Entries taken from a collection

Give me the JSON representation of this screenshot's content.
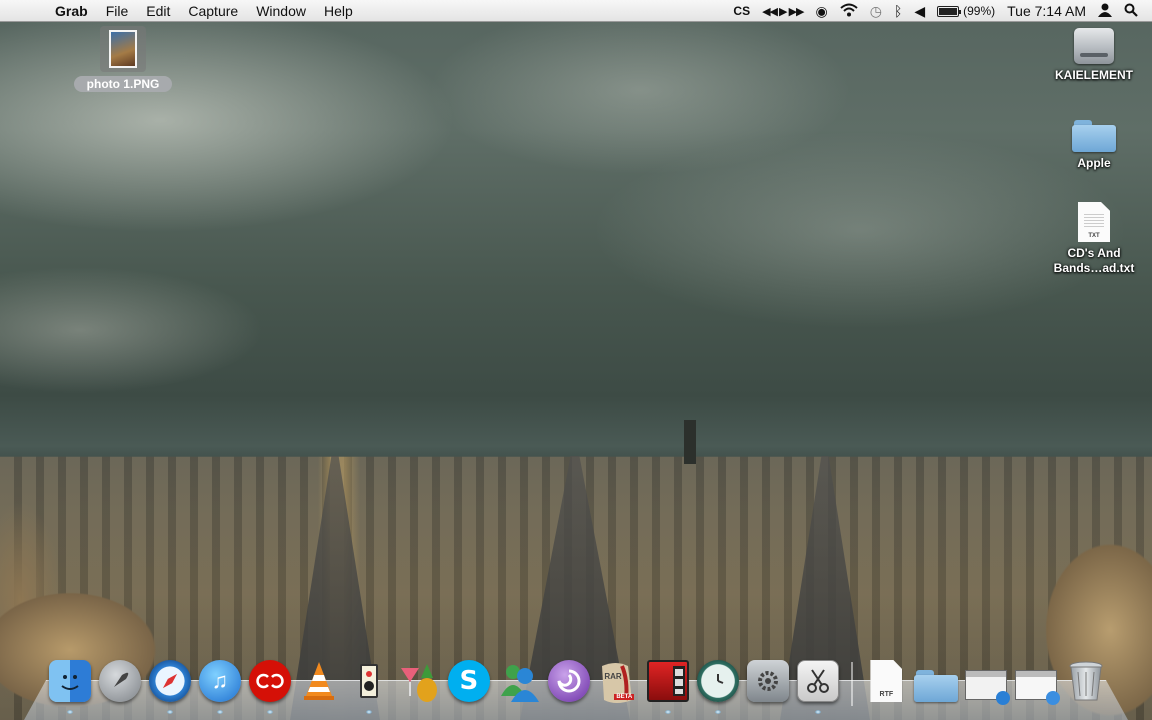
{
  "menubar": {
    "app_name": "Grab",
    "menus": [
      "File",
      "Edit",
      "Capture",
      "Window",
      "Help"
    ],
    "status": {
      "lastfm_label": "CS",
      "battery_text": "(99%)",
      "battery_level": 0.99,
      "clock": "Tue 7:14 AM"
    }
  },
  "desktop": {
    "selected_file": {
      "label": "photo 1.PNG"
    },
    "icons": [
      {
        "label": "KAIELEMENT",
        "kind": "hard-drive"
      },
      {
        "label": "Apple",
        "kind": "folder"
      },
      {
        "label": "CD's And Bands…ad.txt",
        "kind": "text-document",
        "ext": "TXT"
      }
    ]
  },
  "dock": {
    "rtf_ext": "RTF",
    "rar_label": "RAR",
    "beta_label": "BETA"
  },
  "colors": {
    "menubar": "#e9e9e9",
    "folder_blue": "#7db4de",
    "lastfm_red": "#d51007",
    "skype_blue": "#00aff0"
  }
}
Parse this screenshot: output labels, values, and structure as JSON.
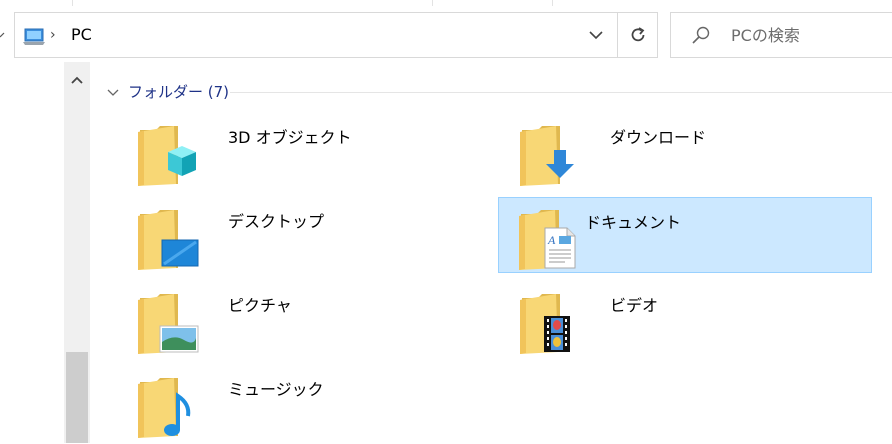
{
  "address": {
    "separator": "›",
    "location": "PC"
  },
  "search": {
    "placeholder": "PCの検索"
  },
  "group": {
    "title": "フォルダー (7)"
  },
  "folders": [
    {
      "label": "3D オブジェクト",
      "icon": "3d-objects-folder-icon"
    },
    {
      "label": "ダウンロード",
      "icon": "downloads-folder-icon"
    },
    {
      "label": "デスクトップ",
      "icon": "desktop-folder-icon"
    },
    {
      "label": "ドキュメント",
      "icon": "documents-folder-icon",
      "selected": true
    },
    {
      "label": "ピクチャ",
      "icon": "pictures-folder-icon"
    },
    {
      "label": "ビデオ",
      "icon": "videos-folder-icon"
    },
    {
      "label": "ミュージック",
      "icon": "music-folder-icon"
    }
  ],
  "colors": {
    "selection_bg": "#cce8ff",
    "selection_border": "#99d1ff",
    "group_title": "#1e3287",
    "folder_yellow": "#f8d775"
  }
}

Exercise requirements
Repeat the material exactly as it reads, without any of its pictures.

Reply to the exercise
Give me the JSON representation of this screenshot's content.
{
  "menubar": {
    "app_name": "Grab",
    "menus": [
      "File",
      "Edit",
      "Capture",
      "Window",
      "Help"
    ],
    "status": {
      "lastfm_label": "CS",
      "battery_text": "(99%)",
      "battery_level": 0.99,
      "clock": "Tue 7:14 AM"
    }
  },
  "desktop": {
    "selected_file": {
      "label": "photo 1.PNG"
    },
    "icons": [
      {
        "label": "KAIELEMENT",
        "kind": "hard-drive"
      },
      {
        "label": "Apple",
        "kind": "folder"
      },
      {
        "label": "CD's And Bands…ad.txt",
        "kind": "text-document",
        "ext": "TXT"
      }
    ]
  },
  "dock": {
    "rtf_ext": "RTF",
    "rar_label": "RAR",
    "beta_label": "BETA"
  },
  "colors": {
    "menubar": "#e9e9e9",
    "folder_blue": "#7db4de",
    "lastfm_red": "#d51007",
    "skype_blue": "#00aff0"
  }
}
Parse this screenshot: output labels, values, and structure as JSON.
{
  "address": {
    "separator": "›",
    "location": "PC"
  },
  "search": {
    "placeholder": "PCの検索"
  },
  "group": {
    "title": "フォルダー (7)"
  },
  "folders": [
    {
      "label": "3D オブジェクト",
      "icon": "3d-objects-folder-icon"
    },
    {
      "label": "ダウンロード",
      "icon": "downloads-folder-icon"
    },
    {
      "label": "デスクトップ",
      "icon": "desktop-folder-icon"
    },
    {
      "label": "ドキュメント",
      "icon": "documents-folder-icon",
      "selected": true
    },
    {
      "label": "ピクチャ",
      "icon": "pictures-folder-icon"
    },
    {
      "label": "ビデオ",
      "icon": "videos-folder-icon"
    },
    {
      "label": "ミュージック",
      "icon": "music-folder-icon"
    }
  ],
  "colors": {
    "selection_bg": "#cce8ff",
    "selection_border": "#99d1ff",
    "group_title": "#1e3287",
    "folder_yellow": "#f8d775"
  }
}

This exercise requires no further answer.